>> Begin

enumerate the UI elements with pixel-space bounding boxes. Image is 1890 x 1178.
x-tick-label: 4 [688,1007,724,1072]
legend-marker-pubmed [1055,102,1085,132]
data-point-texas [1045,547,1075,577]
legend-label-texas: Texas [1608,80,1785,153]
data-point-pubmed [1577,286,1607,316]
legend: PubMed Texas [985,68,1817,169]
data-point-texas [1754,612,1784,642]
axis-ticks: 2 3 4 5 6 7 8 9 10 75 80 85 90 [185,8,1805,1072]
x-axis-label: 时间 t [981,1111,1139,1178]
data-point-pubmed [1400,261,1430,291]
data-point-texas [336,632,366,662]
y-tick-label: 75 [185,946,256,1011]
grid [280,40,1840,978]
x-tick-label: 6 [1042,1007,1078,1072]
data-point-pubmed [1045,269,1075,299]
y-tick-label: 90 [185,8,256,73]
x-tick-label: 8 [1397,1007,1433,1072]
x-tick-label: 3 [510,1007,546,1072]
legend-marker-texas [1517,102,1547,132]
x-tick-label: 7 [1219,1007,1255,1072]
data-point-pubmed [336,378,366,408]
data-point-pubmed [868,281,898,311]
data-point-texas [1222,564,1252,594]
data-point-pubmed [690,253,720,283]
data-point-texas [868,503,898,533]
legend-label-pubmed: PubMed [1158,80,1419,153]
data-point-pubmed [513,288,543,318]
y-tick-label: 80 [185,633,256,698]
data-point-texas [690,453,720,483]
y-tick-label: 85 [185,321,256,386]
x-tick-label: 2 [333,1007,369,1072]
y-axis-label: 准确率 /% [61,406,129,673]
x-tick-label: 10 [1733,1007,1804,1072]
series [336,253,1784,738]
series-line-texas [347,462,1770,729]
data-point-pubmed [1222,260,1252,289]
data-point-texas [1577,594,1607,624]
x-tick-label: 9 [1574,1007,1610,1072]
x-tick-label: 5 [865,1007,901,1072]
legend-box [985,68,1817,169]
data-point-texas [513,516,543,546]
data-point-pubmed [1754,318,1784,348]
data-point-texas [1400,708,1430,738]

>> End

*WORK INSTRUCTIONS*:
Rewrite the records above as a JSON list of strings, with one string for each line and no blank lines.

*RESULT OF THE TASK*:
[
  "enumerate the UI elements with pixel-space bounding boxes. Image is 1890 x 1178.",
  "x-tick-label: 4 [688,1007,724,1072]",
  "legend-marker-pubmed [1055,102,1085,132]",
  "data-point-texas [1045,547,1075,577]",
  "legend-label-texas: Texas [1608,80,1785,153]",
  "data-point-pubmed [1577,286,1607,316]",
  "legend: PubMed Texas [985,68,1817,169]",
  "data-point-texas [1754,612,1784,642]",
  "axis-ticks: 2 3 4 5 6 7 8 9 10 75 80 85 90 [185,8,1805,1072]",
  "x-axis-label: 时间 t [981,1111,1139,1178]",
  "data-point-pubmed [1400,261,1430,291]",
  "data-point-texas [336,632,366,662]",
  "y-tick-label: 75 [185,946,256,1011]",
  "grid [280,40,1840,978]",
  "x-tick-label: 6 [1042,1007,1078,1072]",
  "data-point-pubmed [1045,269,1075,299]",
  "y-tick-label: 90 [185,8,256,73]",
  "x-tick-label: 8 [1397,1007,1433,1072]",
  "x-tick-label: 3 [510,1007,546,1072]",
  "legend-marker-texas [1517,102,1547,132]",
  "x-tick-label: 7 [1219,1007,1255,1072]",
  "data-point-pubmed [336,378,366,408]",
  "data-point-pubmed [868,281,898,311]",
  "data-point-texas [1222,564,1252,594]",
  "data-point-pubmed [690,253,720,283]",
  "data-point-texas [868,503,898,533]",
  "legend-label-pubmed: PubMed [1158,80,1419,153]",
  "data-point-pubmed [513,288,543,318]",
  "y-tick-label: 80 [185,633,256,698]",
  "data-point-texas [690,453,720,483]",
  "y-tick-label: 85 [185,321,256,386]",
  "x-tick-label: 2 [333,1007,369,1072]",
  "y-axis-label: 准确率 /% [61,406,129,673]",
  "x-tick-label: 10 [1733,1007,1804,1072]",
  "series [336,253,1784,738]",
  "series-line-texas [347,462,1770,729]",
  "data-point-pubmed [1222,260,1252,289]",
  "data-point-texas [1577,594,1607,624]",
  "x-tick-label: 9 [1574,1007,1610,1072]",
  "x-tick-label: 5 [865,1007,901,1072]",
  "legend-box [985,68,1817,169]",
  "data-point-texas [513,516,543,546]",
  "data-point-pubmed [1754,318,1784,348]",
  "data-point-texas [1400,708,1430,738]"
]